======== Data extract

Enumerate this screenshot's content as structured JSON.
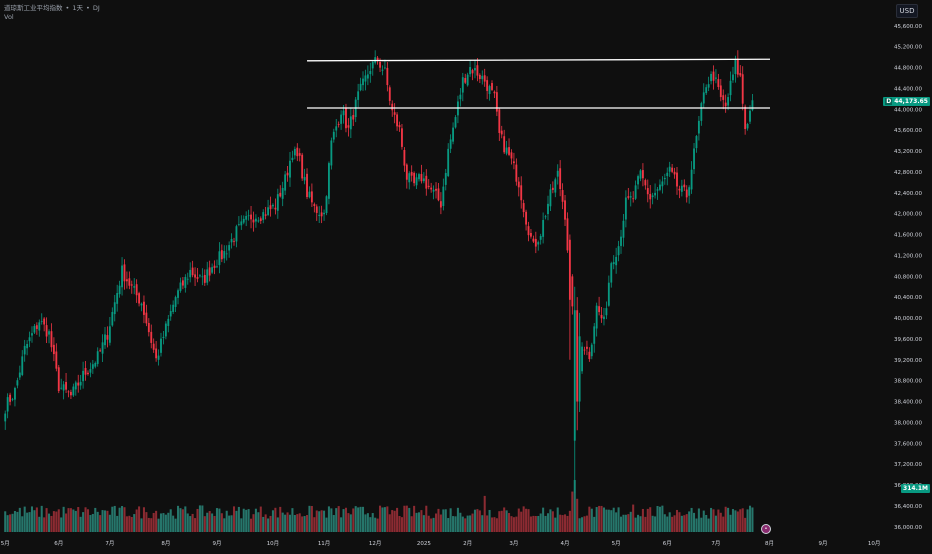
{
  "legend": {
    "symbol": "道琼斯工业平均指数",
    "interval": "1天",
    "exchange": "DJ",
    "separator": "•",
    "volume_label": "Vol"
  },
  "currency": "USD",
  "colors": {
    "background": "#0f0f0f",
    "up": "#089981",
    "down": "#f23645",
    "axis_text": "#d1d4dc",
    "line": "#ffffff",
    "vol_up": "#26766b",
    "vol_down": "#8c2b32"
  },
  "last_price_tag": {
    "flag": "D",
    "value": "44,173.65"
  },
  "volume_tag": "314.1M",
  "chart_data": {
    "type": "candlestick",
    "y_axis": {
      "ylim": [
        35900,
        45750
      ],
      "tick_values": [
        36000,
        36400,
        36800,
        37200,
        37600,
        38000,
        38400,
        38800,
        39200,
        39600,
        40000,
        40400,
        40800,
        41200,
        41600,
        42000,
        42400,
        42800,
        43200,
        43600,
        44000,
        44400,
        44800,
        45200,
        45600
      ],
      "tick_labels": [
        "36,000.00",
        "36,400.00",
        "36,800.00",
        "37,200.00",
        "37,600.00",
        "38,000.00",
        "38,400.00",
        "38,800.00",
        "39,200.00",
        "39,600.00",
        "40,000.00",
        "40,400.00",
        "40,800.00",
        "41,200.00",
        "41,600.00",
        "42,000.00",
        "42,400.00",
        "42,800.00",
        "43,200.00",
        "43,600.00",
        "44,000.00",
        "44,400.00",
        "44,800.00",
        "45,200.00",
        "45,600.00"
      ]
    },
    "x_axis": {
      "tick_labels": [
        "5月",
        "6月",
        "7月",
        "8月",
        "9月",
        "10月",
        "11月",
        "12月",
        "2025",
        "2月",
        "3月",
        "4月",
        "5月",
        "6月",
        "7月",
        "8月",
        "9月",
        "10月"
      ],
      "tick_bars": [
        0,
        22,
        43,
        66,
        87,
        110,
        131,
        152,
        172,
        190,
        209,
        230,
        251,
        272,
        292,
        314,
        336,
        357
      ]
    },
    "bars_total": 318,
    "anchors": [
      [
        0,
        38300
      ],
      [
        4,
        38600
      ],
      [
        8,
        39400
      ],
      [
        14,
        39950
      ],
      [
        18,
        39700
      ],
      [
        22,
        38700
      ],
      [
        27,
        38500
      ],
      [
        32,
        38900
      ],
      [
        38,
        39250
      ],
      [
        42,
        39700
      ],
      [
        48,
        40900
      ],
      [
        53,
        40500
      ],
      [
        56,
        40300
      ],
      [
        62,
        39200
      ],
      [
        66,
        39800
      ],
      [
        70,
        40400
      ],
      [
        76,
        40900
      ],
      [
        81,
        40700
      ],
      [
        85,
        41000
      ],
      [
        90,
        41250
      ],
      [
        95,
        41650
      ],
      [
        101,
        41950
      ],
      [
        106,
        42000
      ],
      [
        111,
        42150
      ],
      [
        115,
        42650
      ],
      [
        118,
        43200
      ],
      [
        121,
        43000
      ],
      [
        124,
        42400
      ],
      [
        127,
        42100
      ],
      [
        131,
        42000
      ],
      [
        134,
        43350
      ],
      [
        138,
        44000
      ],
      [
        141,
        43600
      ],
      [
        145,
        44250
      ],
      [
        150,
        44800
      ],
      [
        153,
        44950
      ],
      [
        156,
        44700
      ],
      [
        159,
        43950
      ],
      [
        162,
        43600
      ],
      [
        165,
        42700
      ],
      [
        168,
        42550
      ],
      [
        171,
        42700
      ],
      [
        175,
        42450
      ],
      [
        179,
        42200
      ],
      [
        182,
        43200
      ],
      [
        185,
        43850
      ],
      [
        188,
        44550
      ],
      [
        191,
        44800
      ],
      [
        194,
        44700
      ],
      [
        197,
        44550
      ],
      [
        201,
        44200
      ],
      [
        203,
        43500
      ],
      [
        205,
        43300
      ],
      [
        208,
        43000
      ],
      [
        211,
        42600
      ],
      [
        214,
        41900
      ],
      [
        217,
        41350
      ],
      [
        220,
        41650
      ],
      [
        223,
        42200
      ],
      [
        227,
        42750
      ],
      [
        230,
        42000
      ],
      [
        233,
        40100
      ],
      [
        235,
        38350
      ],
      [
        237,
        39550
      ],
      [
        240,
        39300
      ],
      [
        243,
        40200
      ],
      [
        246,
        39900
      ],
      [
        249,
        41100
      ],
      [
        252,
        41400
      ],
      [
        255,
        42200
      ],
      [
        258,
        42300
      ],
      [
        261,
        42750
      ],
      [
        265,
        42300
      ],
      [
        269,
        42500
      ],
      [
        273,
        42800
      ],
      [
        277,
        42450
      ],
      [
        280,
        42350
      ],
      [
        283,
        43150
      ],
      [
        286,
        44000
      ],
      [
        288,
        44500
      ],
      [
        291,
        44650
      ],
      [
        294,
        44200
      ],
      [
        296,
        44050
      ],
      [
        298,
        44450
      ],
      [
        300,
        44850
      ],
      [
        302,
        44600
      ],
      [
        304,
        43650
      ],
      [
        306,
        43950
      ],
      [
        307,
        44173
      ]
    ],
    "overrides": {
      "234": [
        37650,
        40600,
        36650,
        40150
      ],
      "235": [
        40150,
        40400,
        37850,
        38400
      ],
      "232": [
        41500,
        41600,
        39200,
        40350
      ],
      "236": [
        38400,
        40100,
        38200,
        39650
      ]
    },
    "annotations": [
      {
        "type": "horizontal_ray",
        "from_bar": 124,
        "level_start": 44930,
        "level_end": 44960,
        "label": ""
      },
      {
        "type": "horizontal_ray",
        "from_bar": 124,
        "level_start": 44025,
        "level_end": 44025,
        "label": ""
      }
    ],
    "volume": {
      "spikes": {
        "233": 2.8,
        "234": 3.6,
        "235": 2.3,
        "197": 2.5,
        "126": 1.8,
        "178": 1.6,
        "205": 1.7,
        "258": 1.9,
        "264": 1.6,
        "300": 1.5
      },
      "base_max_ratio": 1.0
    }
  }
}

================

> What is being asked
Every entry must be written out exactly, with all pictures left out.

> Expected answer
Enumerate this screenshot's content as structured JSON.
{
  "legend": {
    "symbol": "道琼斯工业平均指数",
    "interval": "1天",
    "exchange": "DJ",
    "separator": "•",
    "volume_label": "Vol"
  },
  "currency": "USD",
  "colors": {
    "background": "#0f0f0f",
    "up": "#089981",
    "down": "#f23645",
    "axis_text": "#d1d4dc",
    "line": "#ffffff",
    "vol_up": "#26766b",
    "vol_down": "#8c2b32"
  },
  "last_price_tag": {
    "flag": "D",
    "value": "44,173.65"
  },
  "volume_tag": "314.1M",
  "chart_data": {
    "type": "candlestick",
    "y_axis": {
      "ylim": [
        35900,
        45750
      ],
      "tick_values": [
        36000,
        36400,
        36800,
        37200,
        37600,
        38000,
        38400,
        38800,
        39200,
        39600,
        40000,
        40400,
        40800,
        41200,
        41600,
        42000,
        42400,
        42800,
        43200,
        43600,
        44000,
        44400,
        44800,
        45200,
        45600
      ],
      "tick_labels": [
        "36,000.00",
        "36,400.00",
        "36,800.00",
        "37,200.00",
        "37,600.00",
        "38,000.00",
        "38,400.00",
        "38,800.00",
        "39,200.00",
        "39,600.00",
        "40,000.00",
        "40,400.00",
        "40,800.00",
        "41,200.00",
        "41,600.00",
        "42,000.00",
        "42,400.00",
        "42,800.00",
        "43,200.00",
        "43,600.00",
        "44,000.00",
        "44,400.00",
        "44,800.00",
        "45,200.00",
        "45,600.00"
      ]
    },
    "x_axis": {
      "tick_labels": [
        "5月",
        "6月",
        "7月",
        "8月",
        "9月",
        "10月",
        "11月",
        "12月",
        "2025",
        "2月",
        "3月",
        "4月",
        "5月",
        "6月",
        "7月",
        "8月",
        "9月",
        "10月"
      ],
      "tick_bars": [
        0,
        22,
        43,
        66,
        87,
        110,
        131,
        152,
        172,
        190,
        209,
        230,
        251,
        272,
        292,
        314,
        336,
        357
      ]
    },
    "bars_total": 318,
    "anchors": [
      [
        0,
        38300
      ],
      [
        4,
        38600
      ],
      [
        8,
        39400
      ],
      [
        14,
        39950
      ],
      [
        18,
        39700
      ],
      [
        22,
        38700
      ],
      [
        27,
        38500
      ],
      [
        32,
        38900
      ],
      [
        38,
        39250
      ],
      [
        42,
        39700
      ],
      [
        48,
        40900
      ],
      [
        53,
        40500
      ],
      [
        56,
        40300
      ],
      [
        62,
        39200
      ],
      [
        66,
        39800
      ],
      [
        70,
        40400
      ],
      [
        76,
        40900
      ],
      [
        81,
        40700
      ],
      [
        85,
        41000
      ],
      [
        90,
        41250
      ],
      [
        95,
        41650
      ],
      [
        101,
        41950
      ],
      [
        106,
        42000
      ],
      [
        111,
        42150
      ],
      [
        115,
        42650
      ],
      [
        118,
        43200
      ],
      [
        121,
        43000
      ],
      [
        124,
        42400
      ],
      [
        127,
        42100
      ],
      [
        131,
        42000
      ],
      [
        134,
        43350
      ],
      [
        138,
        44000
      ],
      [
        141,
        43600
      ],
      [
        145,
        44250
      ],
      [
        150,
        44800
      ],
      [
        153,
        44950
      ],
      [
        156,
        44700
      ],
      [
        159,
        43950
      ],
      [
        162,
        43600
      ],
      [
        165,
        42700
      ],
      [
        168,
        42550
      ],
      [
        171,
        42700
      ],
      [
        175,
        42450
      ],
      [
        179,
        42200
      ],
      [
        182,
        43200
      ],
      [
        185,
        43850
      ],
      [
        188,
        44550
      ],
      [
        191,
        44800
      ],
      [
        194,
        44700
      ],
      [
        197,
        44550
      ],
      [
        201,
        44200
      ],
      [
        203,
        43500
      ],
      [
        205,
        43300
      ],
      [
        208,
        43000
      ],
      [
        211,
        42600
      ],
      [
        214,
        41900
      ],
      [
        217,
        41350
      ],
      [
        220,
        41650
      ],
      [
        223,
        42200
      ],
      [
        227,
        42750
      ],
      [
        230,
        42000
      ],
      [
        233,
        40100
      ],
      [
        235,
        38350
      ],
      [
        237,
        39550
      ],
      [
        240,
        39300
      ],
      [
        243,
        40200
      ],
      [
        246,
        39900
      ],
      [
        249,
        41100
      ],
      [
        252,
        41400
      ],
      [
        255,
        42200
      ],
      [
        258,
        42300
      ],
      [
        261,
        42750
      ],
      [
        265,
        42300
      ],
      [
        269,
        42500
      ],
      [
        273,
        42800
      ],
      [
        277,
        42450
      ],
      [
        280,
        42350
      ],
      [
        283,
        43150
      ],
      [
        286,
        44000
      ],
      [
        288,
        44500
      ],
      [
        291,
        44650
      ],
      [
        294,
        44200
      ],
      [
        296,
        44050
      ],
      [
        298,
        44450
      ],
      [
        300,
        44850
      ],
      [
        302,
        44600
      ],
      [
        304,
        43650
      ],
      [
        306,
        43950
      ],
      [
        307,
        44173
      ]
    ],
    "overrides": {
      "234": [
        37650,
        40600,
        36650,
        40150
      ],
      "235": [
        40150,
        40400,
        37850,
        38400
      ],
      "232": [
        41500,
        41600,
        39200,
        40350
      ],
      "236": [
        38400,
        40100,
        38200,
        39650
      ]
    },
    "annotations": [
      {
        "type": "horizontal_ray",
        "from_bar": 124,
        "level_start": 44930,
        "level_end": 44960,
        "label": ""
      },
      {
        "type": "horizontal_ray",
        "from_bar": 124,
        "level_start": 44025,
        "level_end": 44025,
        "label": ""
      }
    ],
    "volume": {
      "spikes": {
        "233": 2.8,
        "234": 3.6,
        "235": 2.3,
        "197": 2.5,
        "126": 1.8,
        "178": 1.6,
        "205": 1.7,
        "258": 1.9,
        "264": 1.6,
        "300": 1.5
      },
      "base_max_ratio": 1.0
    }
  }
}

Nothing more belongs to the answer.